(Goal):
Below are entries to be transcribed exactly; exclude the pictures from the copy.

(Task data):
►

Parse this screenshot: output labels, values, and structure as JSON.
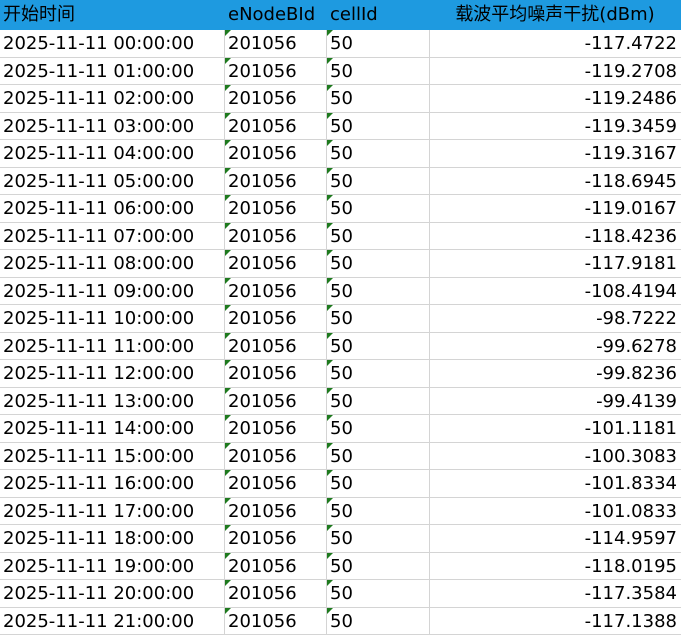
{
  "table": {
    "header": [
      "开始时间",
      "eNodeBId",
      "cellId",
      "载波平均噪声干扰(dBm)"
    ],
    "rows": [
      [
        "2025-11-11 00:00:00",
        "201056",
        "50",
        "-117.4722"
      ],
      [
        "2025-11-11 01:00:00",
        "201056",
        "50",
        "-119.2708"
      ],
      [
        "2025-11-11 02:00:00",
        "201056",
        "50",
        "-119.2486"
      ],
      [
        "2025-11-11 03:00:00",
        "201056",
        "50",
        "-119.3459"
      ],
      [
        "2025-11-11 04:00:00",
        "201056",
        "50",
        "-119.3167"
      ],
      [
        "2025-11-11 05:00:00",
        "201056",
        "50",
        "-118.6945"
      ],
      [
        "2025-11-11 06:00:00",
        "201056",
        "50",
        "-119.0167"
      ],
      [
        "2025-11-11 07:00:00",
        "201056",
        "50",
        "-118.4236"
      ],
      [
        "2025-11-11 08:00:00",
        "201056",
        "50",
        "-117.9181"
      ],
      [
        "2025-11-11 09:00:00",
        "201056",
        "50",
        "-108.4194"
      ],
      [
        "2025-11-11 10:00:00",
        "201056",
        "50",
        "-98.7222"
      ],
      [
        "2025-11-11 11:00:00",
        "201056",
        "50",
        "-99.6278"
      ],
      [
        "2025-11-11 12:00:00",
        "201056",
        "50",
        "-99.8236"
      ],
      [
        "2025-11-11 13:00:00",
        "201056",
        "50",
        "-99.4139"
      ],
      [
        "2025-11-11 14:00:00",
        "201056",
        "50",
        "-101.1181"
      ],
      [
        "2025-11-11 15:00:00",
        "201056",
        "50",
        "-100.3083"
      ],
      [
        "2025-11-11 16:00:00",
        "201056",
        "50",
        "-101.8334"
      ],
      [
        "2025-11-11 17:00:00",
        "201056",
        "50",
        "-101.0833"
      ],
      [
        "2025-11-11 18:00:00",
        "201056",
        "50",
        "-114.9597"
      ],
      [
        "2025-11-11 19:00:00",
        "201056",
        "50",
        "-118.0195"
      ],
      [
        "2025-11-11 20:00:00",
        "201056",
        "50",
        "-117.3584"
      ],
      [
        "2025-11-11 21:00:00",
        "201056",
        "50",
        "-117.1388"
      ]
    ]
  }
}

◄

(Answer below):
Parse this screenshot: output labels, values, and structure as JSON.
{
  "table": {
    "header": [
      "开始时间",
      "eNodeBId",
      "cellId",
      "载波平均噪声干扰(dBm)"
    ],
    "rows": [
      [
        "2025-11-11 00:00:00",
        "201056",
        "50",
        "-117.4722"
      ],
      [
        "2025-11-11 01:00:00",
        "201056",
        "50",
        "-119.2708"
      ],
      [
        "2025-11-11 02:00:00",
        "201056",
        "50",
        "-119.2486"
      ],
      [
        "2025-11-11 03:00:00",
        "201056",
        "50",
        "-119.3459"
      ],
      [
        "2025-11-11 04:00:00",
        "201056",
        "50",
        "-119.3167"
      ],
      [
        "2025-11-11 05:00:00",
        "201056",
        "50",
        "-118.6945"
      ],
      [
        "2025-11-11 06:00:00",
        "201056",
        "50",
        "-119.0167"
      ],
      [
        "2025-11-11 07:00:00",
        "201056",
        "50",
        "-118.4236"
      ],
      [
        "2025-11-11 08:00:00",
        "201056",
        "50",
        "-117.9181"
      ],
      [
        "2025-11-11 09:00:00",
        "201056",
        "50",
        "-108.4194"
      ],
      [
        "2025-11-11 10:00:00",
        "201056",
        "50",
        "-98.7222"
      ],
      [
        "2025-11-11 11:00:00",
        "201056",
        "50",
        "-99.6278"
      ],
      [
        "2025-11-11 12:00:00",
        "201056",
        "50",
        "-99.8236"
      ],
      [
        "2025-11-11 13:00:00",
        "201056",
        "50",
        "-99.4139"
      ],
      [
        "2025-11-11 14:00:00",
        "201056",
        "50",
        "-101.1181"
      ],
      [
        "2025-11-11 15:00:00",
        "201056",
        "50",
        "-100.3083"
      ],
      [
        "2025-11-11 16:00:00",
        "201056",
        "50",
        "-101.8334"
      ],
      [
        "2025-11-11 17:00:00",
        "201056",
        "50",
        "-101.0833"
      ],
      [
        "2025-11-11 18:00:00",
        "201056",
        "50",
        "-114.9597"
      ],
      [
        "2025-11-11 19:00:00",
        "201056",
        "50",
        "-118.0195"
      ],
      [
        "2025-11-11 20:00:00",
        "201056",
        "50",
        "-117.3584"
      ],
      [
        "2025-11-11 21:00:00",
        "201056",
        "50",
        "-117.1388"
      ]
    ]
  }
}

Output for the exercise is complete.